Scan the entries below and extract each line with the word "name" in it.

━━━ Record set

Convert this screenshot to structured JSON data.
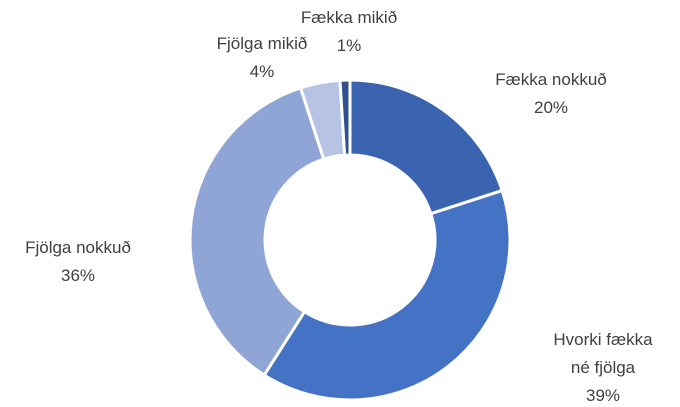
{
  "chart_data": {
    "type": "donut",
    "categories": [
      "Fækka nokkuð",
      "Hvorki fækka né fjölga",
      "Fjölga nokkuð",
      "Fjölga mikið",
      "Fækka mikið"
    ],
    "values": [
      20,
      39,
      36,
      4,
      1
    ],
    "value_labels": [
      "20%",
      "39%",
      "36%",
      "4%",
      "1%"
    ],
    "colors": [
      "#3a63b0",
      "#4472c4",
      "#8fa5d6",
      "#b6c3e5",
      "#2f528f"
    ]
  }
}
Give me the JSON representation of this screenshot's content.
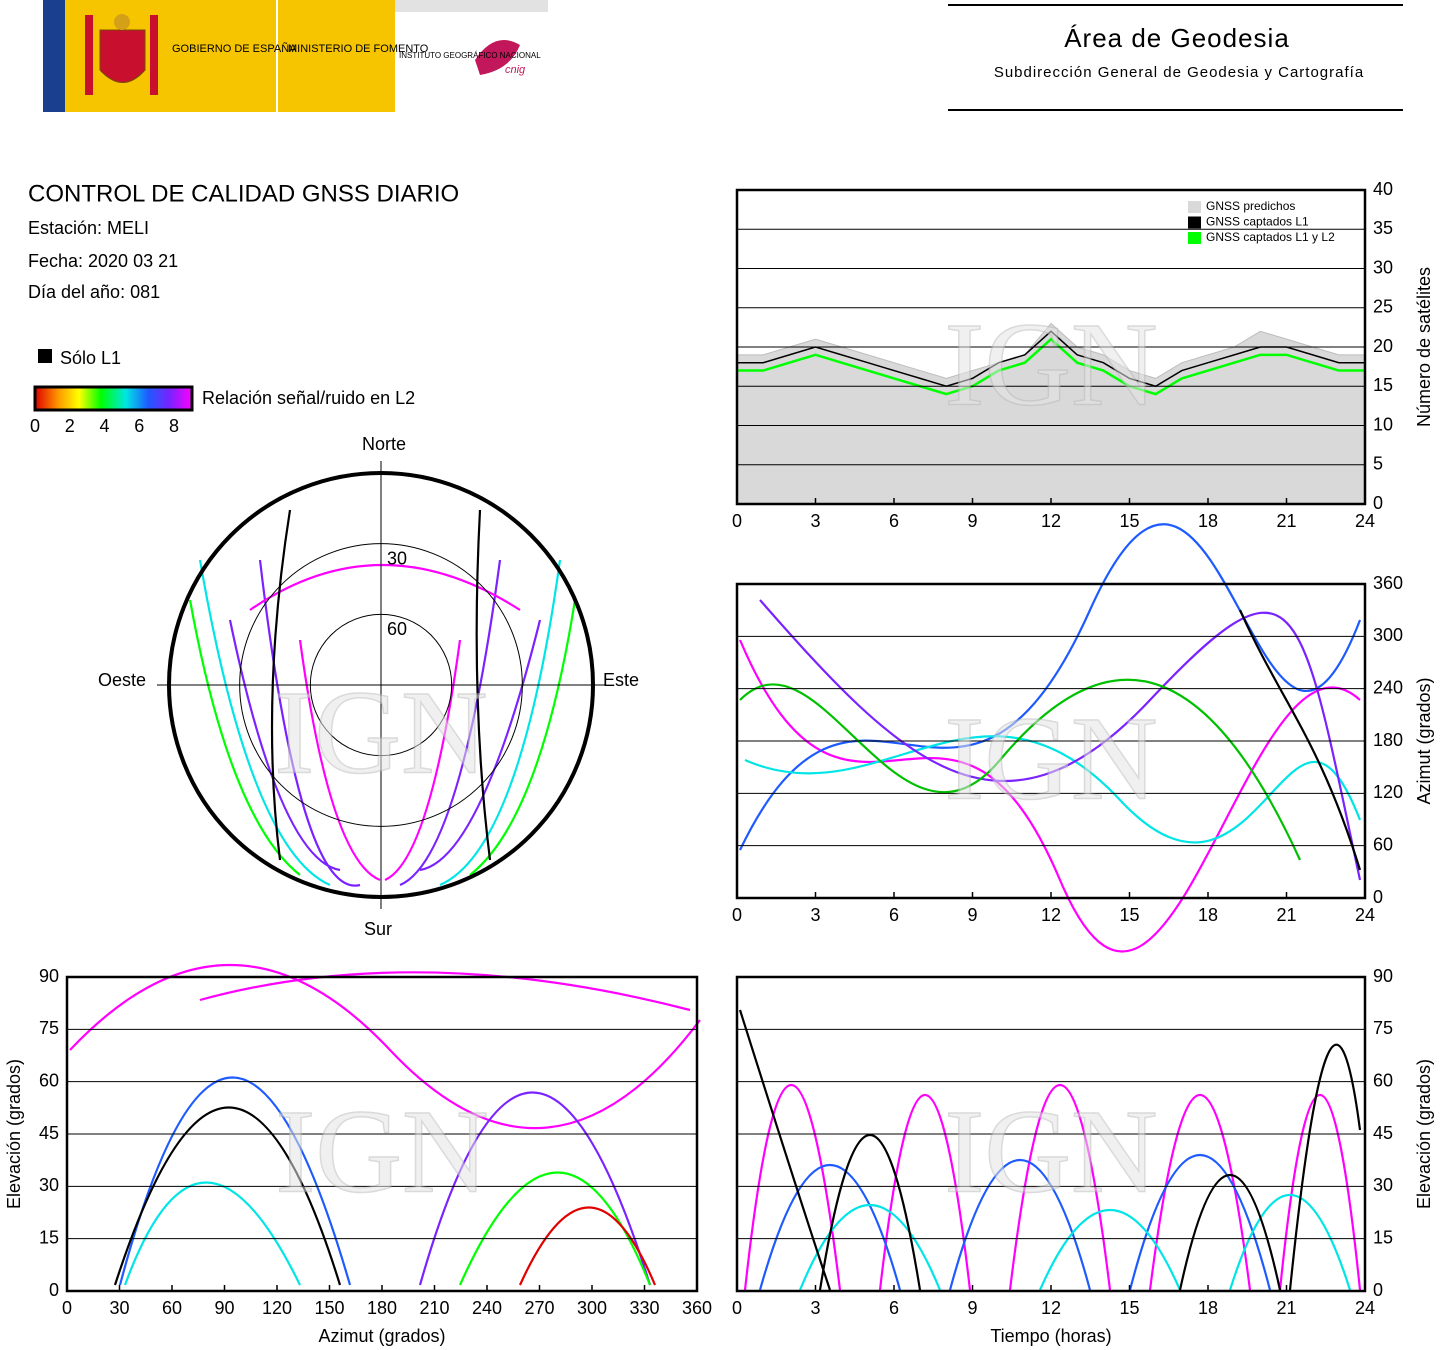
{
  "header": {
    "gov": "GOBIERNO DE ESPAÑA",
    "ministry": "MINISTERIO DE FOMENTO",
    "institute": "INSTITUTO GEOGRÁFICO NACIONAL",
    "cnig": "cnig",
    "area": "Área de Geodesia",
    "subdirection": "Subdirección General de Geodesia y Cartografía"
  },
  "info": {
    "title": "CONTROL DE CALIDAD GNSS DIARIO",
    "station": "Estación: MELI",
    "date": "Fecha: 2020 03 21",
    "doy": "Día del año: 081",
    "l1_only": "Sólo L1",
    "colorbar": {
      "label": "Relación señal/ruido en L2",
      "ticks": [
        0,
        2,
        4,
        6,
        8
      ]
    }
  },
  "watermark": "IGN",
  "chart_data": [
    {
      "type": "line",
      "ylabel": "Número de satélites",
      "x": [
        0,
        1,
        2,
        3,
        4,
        5,
        6,
        7,
        8,
        9,
        10,
        11,
        12,
        13,
        14,
        15,
        16,
        17,
        18,
        19,
        20,
        21,
        22,
        23,
        24
      ],
      "series": [
        {
          "name": "GNSS predichos",
          "color": "#d9d9d9",
          "style": "area",
          "values": [
            19,
            19,
            20,
            21,
            20,
            19,
            18,
            17,
            16,
            17,
            18,
            19,
            23,
            20,
            19,
            17,
            16,
            18,
            19,
            20,
            22,
            21,
            20,
            19,
            19
          ]
        },
        {
          "name": "GNSS captados L1",
          "color": "#000000",
          "values": [
            18,
            18,
            19,
            20,
            19,
            18,
            17,
            16,
            15,
            16,
            18,
            19,
            22,
            19,
            18,
            16,
            15,
            17,
            18,
            19,
            20,
            20,
            19,
            18,
            18
          ]
        },
        {
          "name": "GNSS captados L1 y L2",
          "color": "#00ff00",
          "values": [
            17,
            17,
            18,
            19,
            18,
            17,
            16,
            15,
            14,
            15,
            17,
            18,
            21,
            18,
            17,
            15,
            14,
            16,
            17,
            18,
            19,
            19,
            18,
            17,
            17
          ]
        }
      ],
      "xlim": [
        0,
        24
      ],
      "xticks": [
        0,
        3,
        6,
        9,
        12,
        15,
        18,
        21,
        24
      ],
      "ylim": [
        0,
        40
      ],
      "yticks": [
        0,
        5,
        10,
        15,
        20,
        25,
        30,
        35,
        40
      ],
      "yaxis": "right",
      "grid": true,
      "legend": "upper right"
    },
    {
      "type": "tracks",
      "ylabel": "Azimut (grados)",
      "xlim": [
        0,
        24
      ],
      "xticks": [
        0,
        3,
        6,
        9,
        12,
        15,
        18,
        21,
        24
      ],
      "ylim": [
        0,
        360
      ],
      "yticks": [
        0,
        60,
        120,
        180,
        240,
        300,
        360
      ],
      "yaxis": "right",
      "grid": true
    },
    {
      "type": "tracks",
      "xlabel": "Azimut (grados)",
      "ylabel": "Elevación (grados)",
      "xlim": [
        0,
        360
      ],
      "xticks": [
        0,
        30,
        60,
        90,
        120,
        150,
        180,
        210,
        240,
        270,
        300,
        330,
        360
      ],
      "ylim": [
        0,
        90
      ],
      "yticks": [
        0,
        15,
        30,
        45,
        60,
        75,
        90
      ],
      "yaxis": "left",
      "grid": true
    },
    {
      "type": "tracks",
      "xlabel": "Tiempo (horas)",
      "ylabel": "Elevación (grados)",
      "xlim": [
        0,
        24
      ],
      "xticks": [
        0,
        3,
        6,
        9,
        12,
        15,
        18,
        21,
        24
      ],
      "ylim": [
        0,
        90
      ],
      "yticks": [
        0,
        15,
        30,
        45,
        60,
        75,
        90
      ],
      "yaxis": "right",
      "grid": true
    },
    {
      "type": "polar",
      "north": "Norte",
      "south": "Sur",
      "east": "Este",
      "west": "Oeste",
      "rlim": [
        90,
        0
      ],
      "rticks": [
        30,
        60
      ]
    }
  ]
}
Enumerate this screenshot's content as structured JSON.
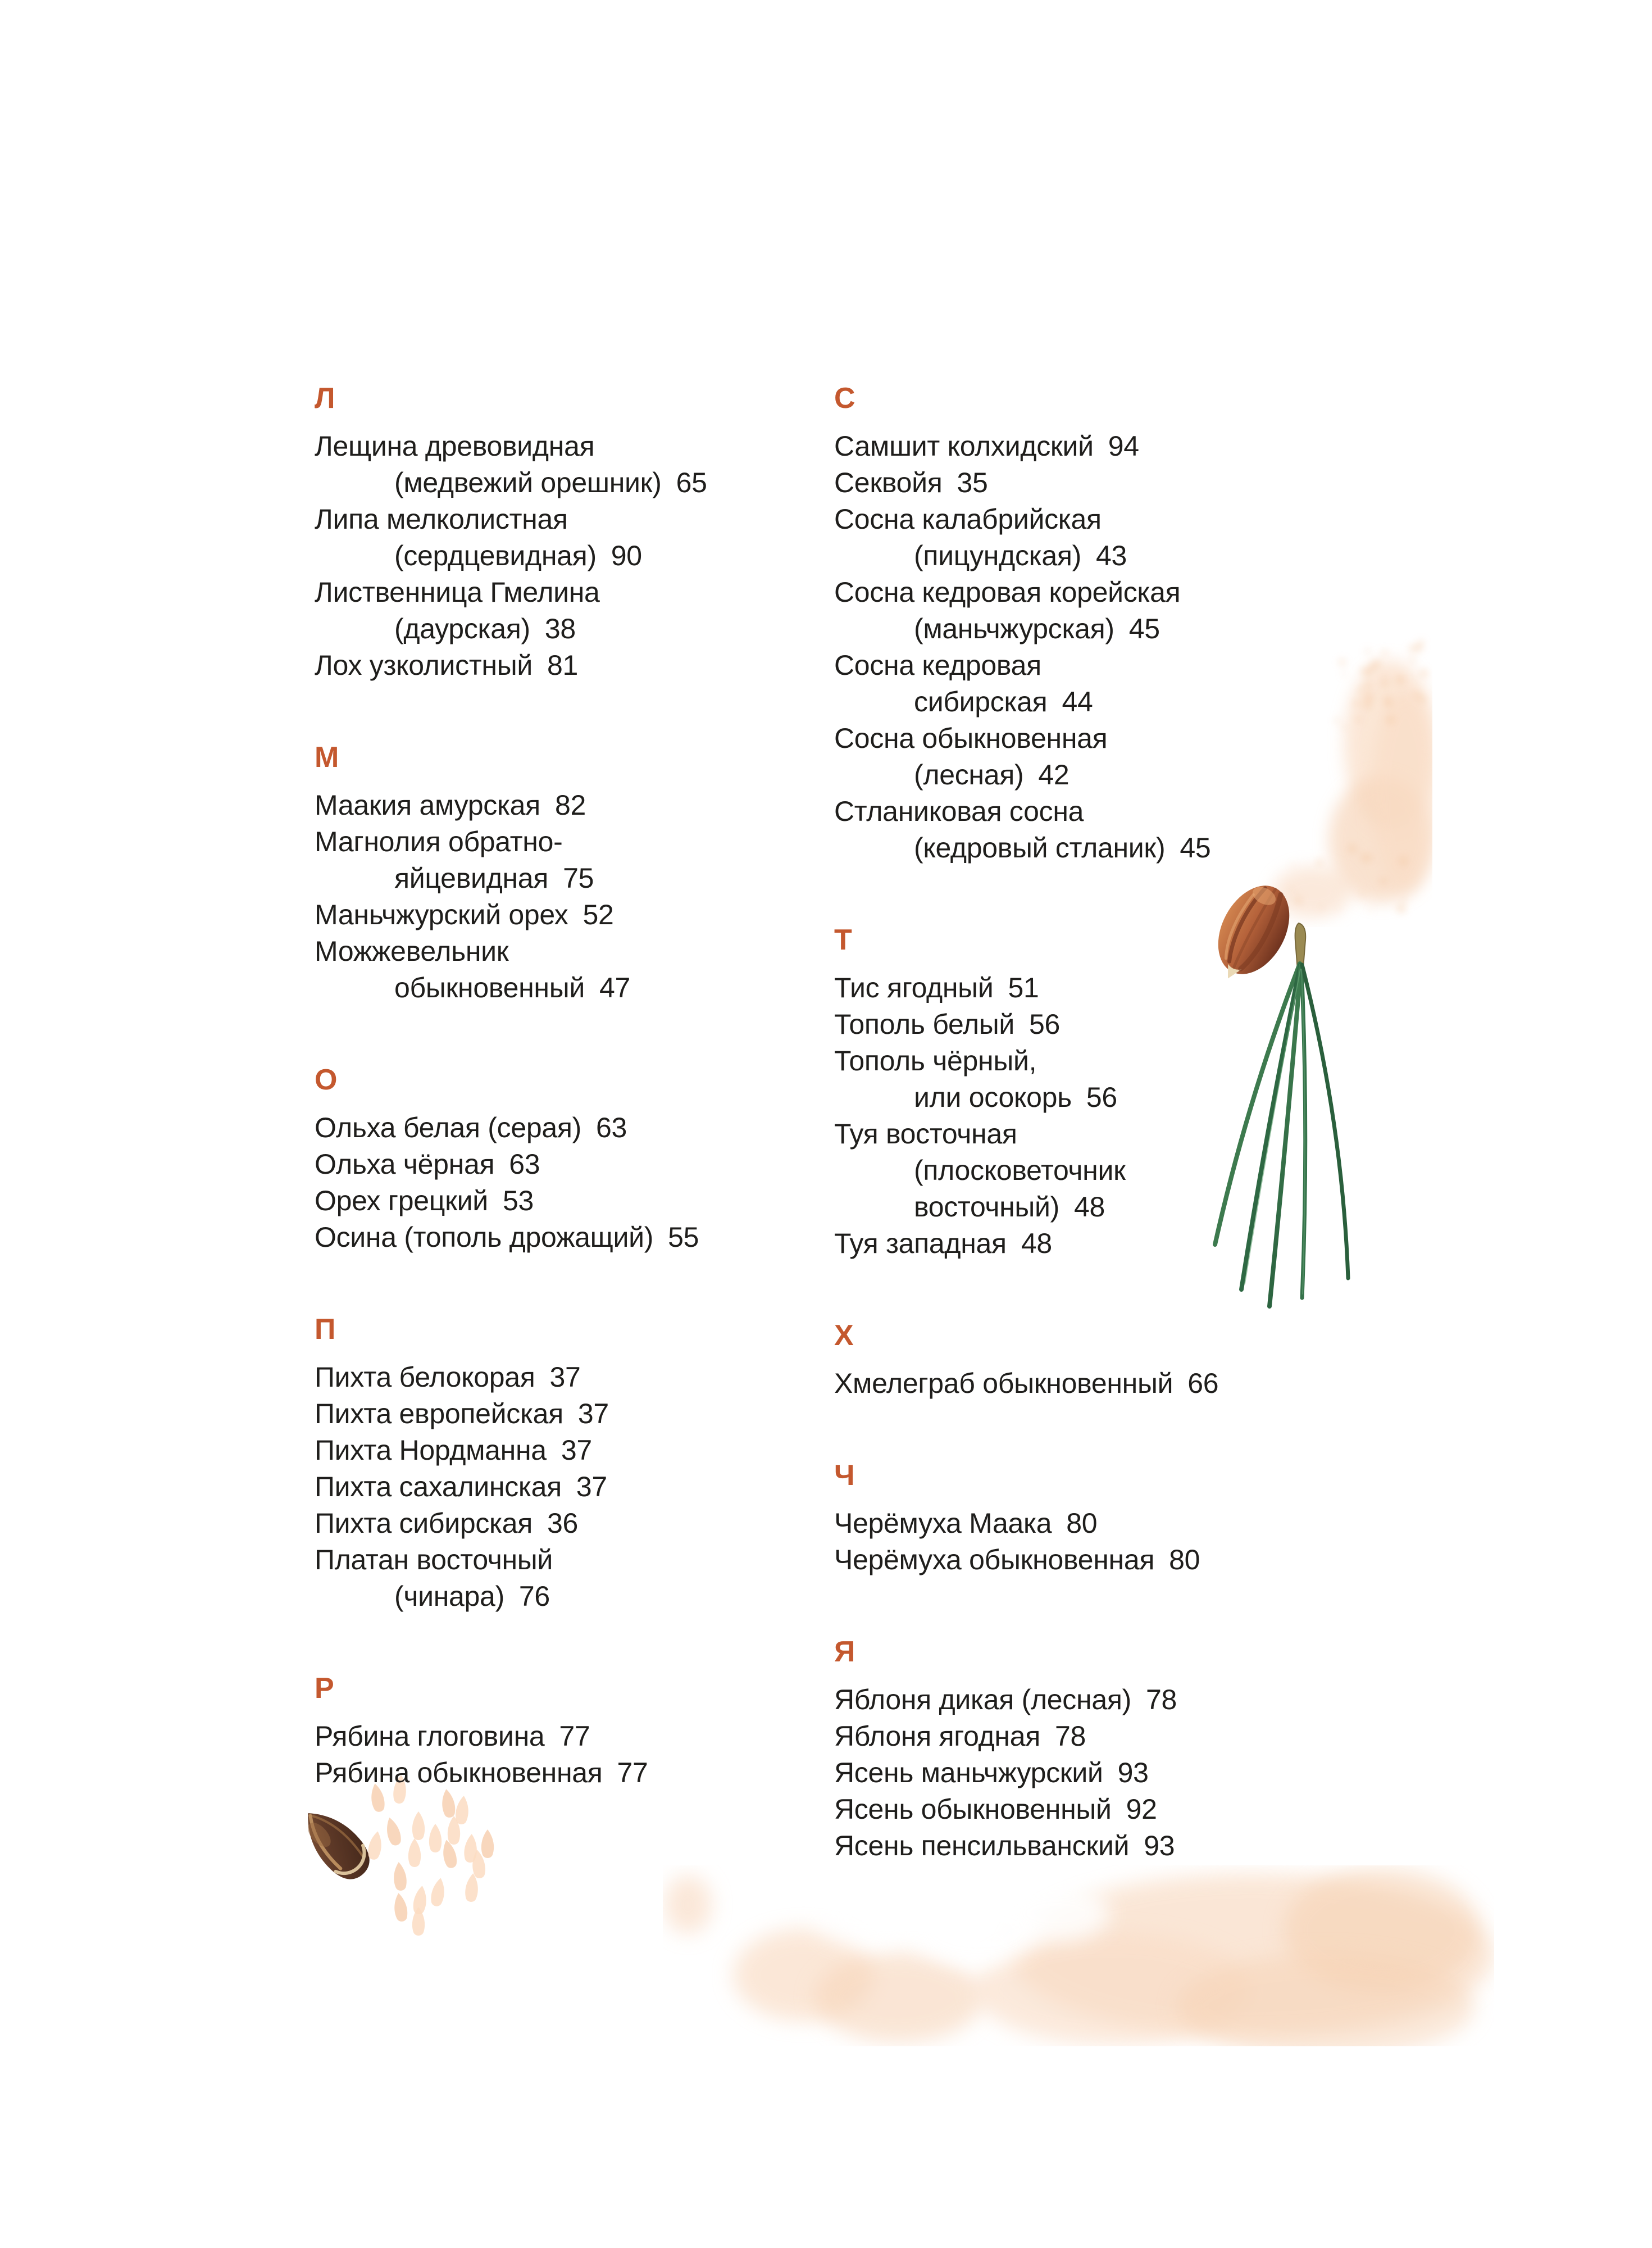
{
  "page": {
    "background": "#ffffff",
    "accent_color": "#c4582e",
    "text_color": "#1f1e1c"
  },
  "index": {
    "left_column": [
      {
        "letter": "Л",
        "lines": [
          {
            "text": "Лещина древовидная",
            "page": "",
            "indent": false
          },
          {
            "text": "(медвежий орешник)",
            "page": "65",
            "indent": true
          },
          {
            "text": "Липа мелколистная",
            "page": "",
            "indent": false
          },
          {
            "text": "(сердцевидная)",
            "page": "90",
            "indent": true
          },
          {
            "text": "Лиственница Гмелина",
            "page": "",
            "indent": false
          },
          {
            "text": "(даурская)",
            "page": "38",
            "indent": true
          },
          {
            "text": "Лох узколистный",
            "page": "81",
            "indent": false
          }
        ]
      },
      {
        "letter": "М",
        "lines": [
          {
            "text": "Маакия амурская",
            "page": "82",
            "indent": false
          },
          {
            "text": "Магнолия обратно-",
            "page": "",
            "indent": false
          },
          {
            "text": "яйцевидная",
            "page": "75",
            "indent": true
          },
          {
            "text": "Маньчжурский орех",
            "page": "52",
            "indent": false
          },
          {
            "text": "Можжевельник",
            "page": "",
            "indent": false
          },
          {
            "text": "обыкновенный",
            "page": "47",
            "indent": true
          }
        ]
      },
      {
        "letter": "О",
        "lines": [
          {
            "text": "Ольха белая (серая)",
            "page": "63",
            "indent": false
          },
          {
            "text": "Ольха чёрная",
            "page": "63",
            "indent": false
          },
          {
            "text": "Орех грецкий",
            "page": "53",
            "indent": false
          },
          {
            "text": "Осина (тополь дрожащий)",
            "page": "55",
            "indent": false
          }
        ]
      },
      {
        "letter": "П",
        "lines": [
          {
            "text": "Пихта белокорая",
            "page": "37",
            "indent": false
          },
          {
            "text": "Пихта европейская",
            "page": "37",
            "indent": false
          },
          {
            "text": "Пихта Нордманна",
            "page": "37",
            "indent": false
          },
          {
            "text": "Пихта сахалинская",
            "page": "37",
            "indent": false
          },
          {
            "text": "Пихта сибирская",
            "page": "36",
            "indent": false
          },
          {
            "text": "Платан восточный",
            "page": "",
            "indent": false
          },
          {
            "text": "(чинара)",
            "page": "76",
            "indent": true
          }
        ]
      },
      {
        "letter": "Р",
        "lines": [
          {
            "text": "Рябина глоговина",
            "page": "77",
            "indent": false
          },
          {
            "text": "Рябина обыкновенная",
            "page": "77",
            "indent": false
          }
        ]
      }
    ],
    "right_column": [
      {
        "letter": "С",
        "lines": [
          {
            "text": "Самшит колхидский",
            "page": "94",
            "indent": false
          },
          {
            "text": "Секвойя",
            "page": "35",
            "indent": false
          },
          {
            "text": "Сосна калабрийская",
            "page": "",
            "indent": false
          },
          {
            "text": "(пицундская)",
            "page": "43",
            "indent": true
          },
          {
            "text": "Сосна кедровая корейская",
            "page": "",
            "indent": false
          },
          {
            "text": "(маньчжурская)",
            "page": "45",
            "indent": true
          },
          {
            "text": "Сосна кедровая",
            "page": "",
            "indent": false
          },
          {
            "text": "сибирская",
            "page": "44",
            "indent": true
          },
          {
            "text": "Сосна обыкновенная",
            "page": "",
            "indent": false
          },
          {
            "text": "(лесная)",
            "page": "42",
            "indent": true
          },
          {
            "text": "Стланиковая сосна",
            "page": "",
            "indent": false
          },
          {
            "text": "(кедровый стланик)",
            "page": "45",
            "indent": true
          }
        ]
      },
      {
        "letter": "Т",
        "lines": [
          {
            "text": "Тис ягодный",
            "page": "51",
            "indent": false
          },
          {
            "text": "Тополь белый",
            "page": "56",
            "indent": false
          },
          {
            "text": "Тополь чёрный,",
            "page": "",
            "indent": false
          },
          {
            "text": "или осокорь",
            "page": "56",
            "indent": true
          },
          {
            "text": "Туя восточная",
            "page": "",
            "indent": false
          },
          {
            "text": "(плосковеточник",
            "page": "",
            "indent": true
          },
          {
            "text": "восточный)",
            "page": "48",
            "indent": true
          },
          {
            "text": "Туя западная",
            "page": "48",
            "indent": false
          }
        ]
      },
      {
        "letter": "Х",
        "lines": [
          {
            "text": "Хмелеграб обыкновенный",
            "page": "66",
            "indent": false
          }
        ]
      },
      {
        "letter": "Ч",
        "lines": [
          {
            "text": "Черёмуха Маака",
            "page": "80",
            "indent": false
          },
          {
            "text": "Черёмуха обыкновенная",
            "page": "80",
            "indent": false
          }
        ]
      },
      {
        "letter": "Я",
        "lines": [
          {
            "text": "Яблоня дикая (лесная)",
            "page": "78",
            "indent": false
          },
          {
            "text": "Яблоня ягодная",
            "page": "78",
            "indent": false
          },
          {
            "text": "Ясень маньчжурский",
            "page": "93",
            "indent": false
          },
          {
            "text": "Ясень обыкновенный",
            "page": "92",
            "indent": false
          },
          {
            "text": "Ясень пенсильванский",
            "page": "93",
            "indent": false
          }
        ]
      }
    ]
  },
  "illustrations": [
    {
      "name": "pine-nut-with-needles-illustration"
    },
    {
      "name": "brown-seed-illustration"
    },
    {
      "name": "pale-seed-scatter-decoration"
    },
    {
      "name": "watercolor-wash-top-right"
    },
    {
      "name": "watercolor-wash-bottom"
    }
  ]
}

━━━━━━

:: The answer ::
          "name": "GNSS predichos",
          "name": "GNSS captados L1",
          "name": "GNSS captados L1 y L2",
      "name": "pine-nut-with-needles-illustration"
      "name": "brown-seed-illustration"
      "name": "pale-seed-scatter-decoration"
      "name": "watercolor-wash-top-right"
      "name": "watercolor-wash-bottom"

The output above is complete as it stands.